Write out all the material exactly. Leave nothing out.

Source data
--- --- ---

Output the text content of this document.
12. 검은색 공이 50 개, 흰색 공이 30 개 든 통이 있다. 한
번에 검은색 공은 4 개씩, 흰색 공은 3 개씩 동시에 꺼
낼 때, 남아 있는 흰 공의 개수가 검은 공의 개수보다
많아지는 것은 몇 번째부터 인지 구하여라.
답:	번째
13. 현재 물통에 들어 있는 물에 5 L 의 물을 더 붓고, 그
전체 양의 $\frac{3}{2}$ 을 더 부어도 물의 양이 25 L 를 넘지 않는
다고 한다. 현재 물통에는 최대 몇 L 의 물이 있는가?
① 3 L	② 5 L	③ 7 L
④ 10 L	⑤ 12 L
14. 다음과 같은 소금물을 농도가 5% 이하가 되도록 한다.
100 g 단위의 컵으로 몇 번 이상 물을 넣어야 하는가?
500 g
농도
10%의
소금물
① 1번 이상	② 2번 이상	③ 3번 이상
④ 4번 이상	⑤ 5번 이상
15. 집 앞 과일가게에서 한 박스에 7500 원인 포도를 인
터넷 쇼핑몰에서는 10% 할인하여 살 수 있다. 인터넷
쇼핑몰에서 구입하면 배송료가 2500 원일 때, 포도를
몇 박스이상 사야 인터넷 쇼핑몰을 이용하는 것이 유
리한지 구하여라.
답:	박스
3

--- --- ---

[Completed task]
Output the text content of this document.
12. 검은색 공이 50 개, 흰색 공이 30 개 든 통이 있다. 한
번에 검은색 공은 4 개씩, 흰색 공은 3 개씩 동시에 꺼
낼 때, 남아 있는 흰 공의 개수가 검은 공의 개수보다
많아지는 것은 몇 번째부터 인지 구하여라.
답:	번째
13. 현재 물통에 들어 있는 물에 5 L 의 물을 더 붓고, 그
전체 양의 $\frac{3}{2}$ 을 더 부어도 물의 양이 25 L 를 넘지 않는
다고 한다. 현재 물통에는 최대 몇 L 의 물이 있는가?
① 3 L	② 5 L	③ 7 L
④ 10 L	⑤ 12 L
14. 다음과 같은 소금물을 농도가 5% 이하가 되도록 한다.
100 g 단위의 컵으로 몇 번 이상 물을 넣어야 하는가?
500 g
농도
10%의
소금물
① 1번 이상	② 2번 이상	③ 3번 이상
④ 4번 이상	⑤ 5번 이상
15. 집 앞 과일가게에서 한 박스에 7500 원인 포도를 인
터넷 쇼핑몰에서는 10% 할인하여 살 수 있다. 인터넷
쇼핑몰에서 구입하면 배송료가 2500 원일 때, 포도를
몇 박스이상 사야 인터넷 쇼핑몰을 이용하는 것이 유
리한지 구하여라.
답:	박스
3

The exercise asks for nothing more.